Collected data
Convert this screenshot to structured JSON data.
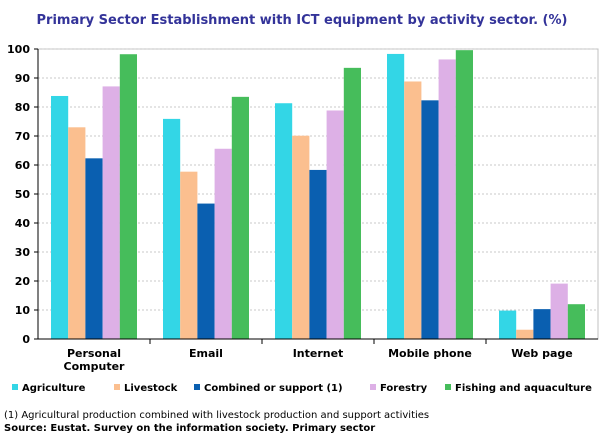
{
  "chart_data": {
    "type": "bar",
    "title": "Primary Sector Establishment with ICT equipment by activity sector. (%)",
    "xlabel": "",
    "ylabel": "",
    "ylim": [
      0,
      100
    ],
    "yticks": [
      0,
      10,
      20,
      30,
      40,
      50,
      60,
      70,
      80,
      90,
      100
    ],
    "categories": [
      [
        "Personal",
        "Computer"
      ],
      [
        "Email"
      ],
      [
        "Internet"
      ],
      [
        "Mobile phone"
      ],
      [
        "Web page"
      ]
    ],
    "series": [
      {
        "name": "Agriculture",
        "color": "#33d6e6",
        "values": [
          83.8,
          75.9,
          81.3,
          98.3,
          9.8
        ]
      },
      {
        "name": "Livestock",
        "color": "#fbbf8f",
        "values": [
          73.0,
          57.7,
          70.1,
          88.8,
          3.2
        ]
      },
      {
        "name": "Combined or support (1)",
        "color": "#0a5fb0",
        "values": [
          62.3,
          46.7,
          58.3,
          82.3,
          10.3
        ]
      },
      {
        "name": "Forestry",
        "color": "#ddb0e6",
        "values": [
          87.1,
          65.6,
          78.8,
          96.4,
          19.1
        ]
      },
      {
        "name": "Fishing and aquaculture",
        "color": "#46bd5b",
        "values": [
          98.2,
          83.5,
          93.5,
          99.6,
          12.0
        ]
      }
    ],
    "grid": true,
    "legend_position": "bottom"
  },
  "footnote": "(1)  Agricultural production combined with livestock production and support activities",
  "source": "Source: Eustat.  Survey on the information society. Primary sector",
  "colors": {
    "title": "#333399",
    "axis": "#000000",
    "grid": "#c8c8c8",
    "plot_border": "#c0c0c0"
  }
}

**Requirement:** Restate each entry word for word, leaving out any pictures.

**Answer to the problem:**
Convert this screenshot to structured JSON data.
{
  "chart_data": {
    "type": "bar",
    "title": "Primary Sector Establishment with ICT equipment by activity sector. (%)",
    "xlabel": "",
    "ylabel": "",
    "ylim": [
      0,
      100
    ],
    "yticks": [
      0,
      10,
      20,
      30,
      40,
      50,
      60,
      70,
      80,
      90,
      100
    ],
    "categories": [
      [
        "Personal",
        "Computer"
      ],
      [
        "Email"
      ],
      [
        "Internet"
      ],
      [
        "Mobile phone"
      ],
      [
        "Web page"
      ]
    ],
    "series": [
      {
        "name": "Agriculture",
        "color": "#33d6e6",
        "values": [
          83.8,
          75.9,
          81.3,
          98.3,
          9.8
        ]
      },
      {
        "name": "Livestock",
        "color": "#fbbf8f",
        "values": [
          73.0,
          57.7,
          70.1,
          88.8,
          3.2
        ]
      },
      {
        "name": "Combined or support (1)",
        "color": "#0a5fb0",
        "values": [
          62.3,
          46.7,
          58.3,
          82.3,
          10.3
        ]
      },
      {
        "name": "Forestry",
        "color": "#ddb0e6",
        "values": [
          87.1,
          65.6,
          78.8,
          96.4,
          19.1
        ]
      },
      {
        "name": "Fishing and aquaculture",
        "color": "#46bd5b",
        "values": [
          98.2,
          83.5,
          93.5,
          99.6,
          12.0
        ]
      }
    ],
    "grid": true,
    "legend_position": "bottom"
  },
  "footnote": "(1)  Agricultural production combined with livestock production and support activities",
  "source": "Source: Eustat.  Survey on the information society. Primary sector",
  "colors": {
    "title": "#333399",
    "axis": "#000000",
    "grid": "#c8c8c8",
    "plot_border": "#c0c0c0"
  }
}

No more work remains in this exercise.